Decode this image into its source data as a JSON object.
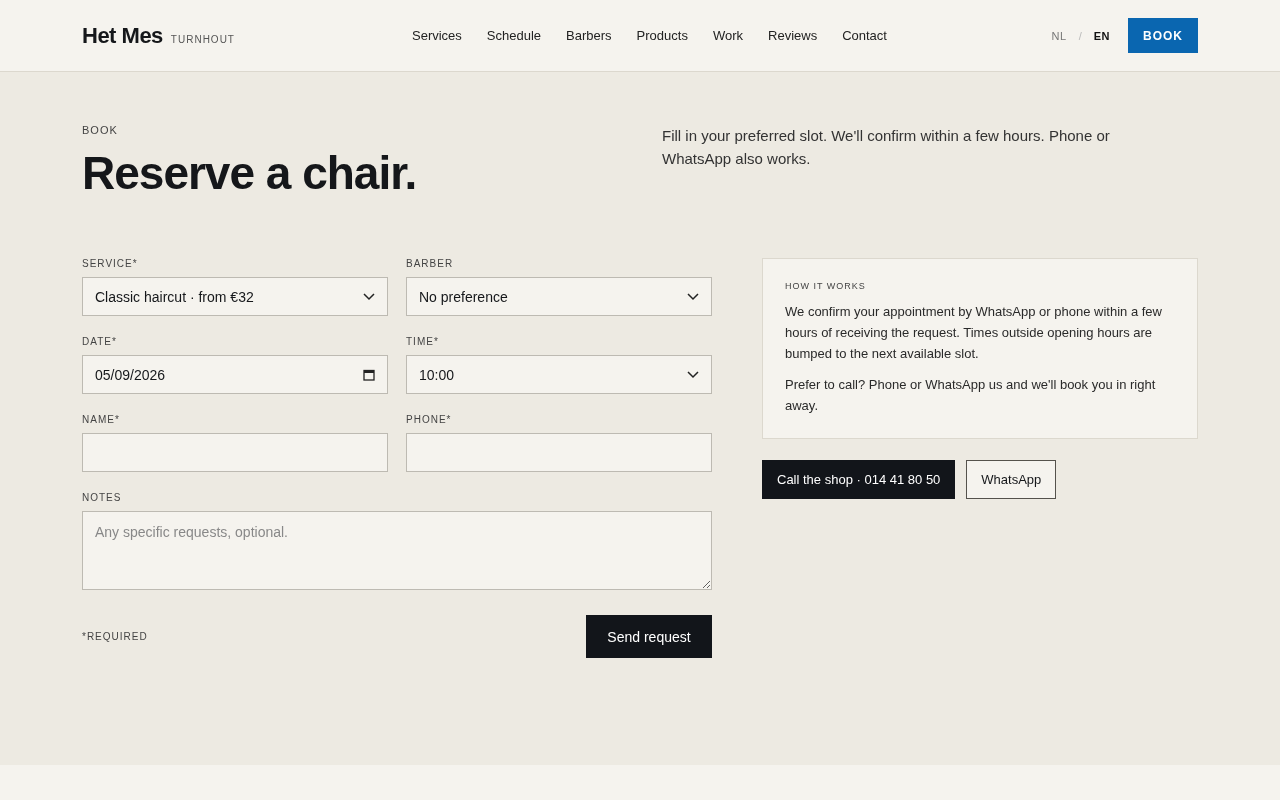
{
  "header": {
    "brand": "Het Mes",
    "location": "TURNHOUT",
    "nav": [
      {
        "label": "Services"
      },
      {
        "label": "Schedule"
      },
      {
        "label": "Barbers"
      },
      {
        "label": "Products"
      },
      {
        "label": "Work"
      },
      {
        "label": "Reviews"
      },
      {
        "label": "Contact"
      }
    ],
    "languages": [
      {
        "label": "NL",
        "selected": false
      },
      {
        "label": "EN",
        "selected": true
      }
    ],
    "language_separator": "/",
    "book_button": "BOOK"
  },
  "hero": {
    "eyebrow": "BOOK",
    "title": "Reserve a chair.",
    "intro": "Fill in your preferred slot. We'll confirm within a few hours. Phone or WhatsApp also works."
  },
  "form": {
    "fields": [
      {
        "kind": "select",
        "label": "SERVICE*",
        "value": "Classic haircut · from €32"
      },
      {
        "kind": "select",
        "label": "BARBER",
        "value": "No preference"
      },
      {
        "kind": "date",
        "label": "DATE*",
        "value": "05/09/2026"
      },
      {
        "kind": "select",
        "label": "TIME*",
        "value": "10:00"
      },
      {
        "kind": "text",
        "label": "NAME*"
      },
      {
        "kind": "text",
        "label": "PHONE*"
      },
      {
        "kind": "textarea",
        "label": "NOTES",
        "placeholder": "Any specific requests, optional."
      }
    ],
    "required_note": "*REQUIRED",
    "submit": "Send request"
  },
  "info": {
    "title": "HOW IT WORKS",
    "paragraphs": [
      "We confirm your appointment by WhatsApp or phone within a few hours of receiving the request. Times outside opening hours are bumped to the next available slot.",
      "Prefer to call? Phone or WhatsApp us and we'll book you in right away."
    ],
    "buttons": [
      {
        "kind": "primary",
        "label": "Call the shop · 014 41 80 50"
      },
      {
        "kind": "secondary",
        "label": "WhatsApp"
      }
    ]
  }
}
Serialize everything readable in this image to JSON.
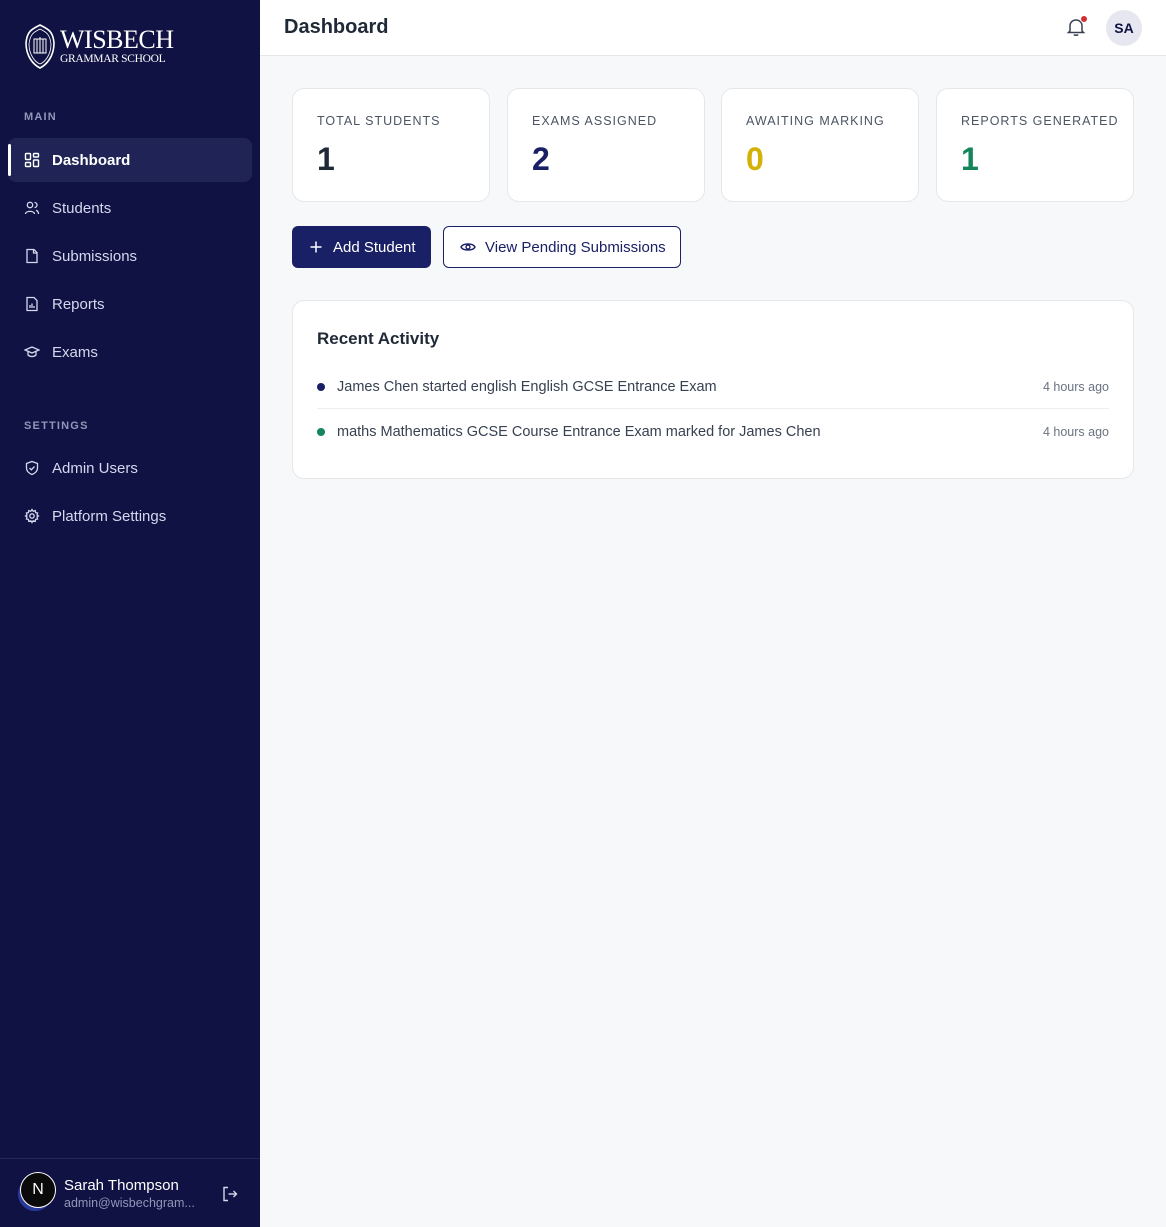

**********

▶ [What the task asks]: Write out every entry again word for word, without any of the pictures.

▶ [The completed task]:
Decode this image into its source data as a JSON object.
{
  "header": {
    "brand": "Het Mes",
    "location": "TURNHOUT",
    "nav": [
      {
        "label": "Services"
      },
      {
        "label": "Schedule"
      },
      {
        "label": "Barbers"
      },
      {
        "label": "Products"
      },
      {
        "label": "Work"
      },
      {
        "label": "Reviews"
      },
      {
        "label": "Contact"
      }
    ],
    "languages": [
      {
        "label": "NL",
        "selected": false
      },
      {
        "label": "EN",
        "selected": true
      }
    ],
    "language_separator": "/",
    "book_button": "BOOK"
  },
  "hero": {
    "eyebrow": "BOOK",
    "title": "Reserve a chair.",
    "intro": "Fill in your preferred slot. We'll confirm within a few hours. Phone or WhatsApp also works."
  },
  "form": {
    "fields": [
      {
        "kind": "select",
        "label": "SERVICE*",
        "value": "Classic haircut · from €32"
      },
      {
        "kind": "select",
        "label": "BARBER",
        "value": "No preference"
      },
      {
        "kind": "date",
        "label": "DATE*",
        "value": "05/09/2026"
      },
      {
        "kind": "select",
        "label": "TIME*",
        "value": "10:00"
      },
      {
        "kind": "text",
        "label": "NAME*"
      },
      {
        "kind": "text",
        "label": "PHONE*"
      },
      {
        "kind": "textarea",
        "label": "NOTES",
        "placeholder": "Any specific requests, optional."
      }
    ],
    "required_note": "*REQUIRED",
    "submit": "Send request"
  },
  "info": {
    "title": "HOW IT WORKS",
    "paragraphs": [
      "We confirm your appointment by WhatsApp or phone within a few hours of receiving the request. Times outside opening hours are bumped to the next available slot.",
      "Prefer to call? Phone or WhatsApp us and we'll book you in right away."
    ],
    "buttons": [
      {
        "kind": "primary",
        "label": "Call the shop · 014 41 80 50"
      },
      {
        "kind": "secondary",
        "label": "WhatsApp"
      }
    ]
  }
}
Serialize everything readable in this image to JSON.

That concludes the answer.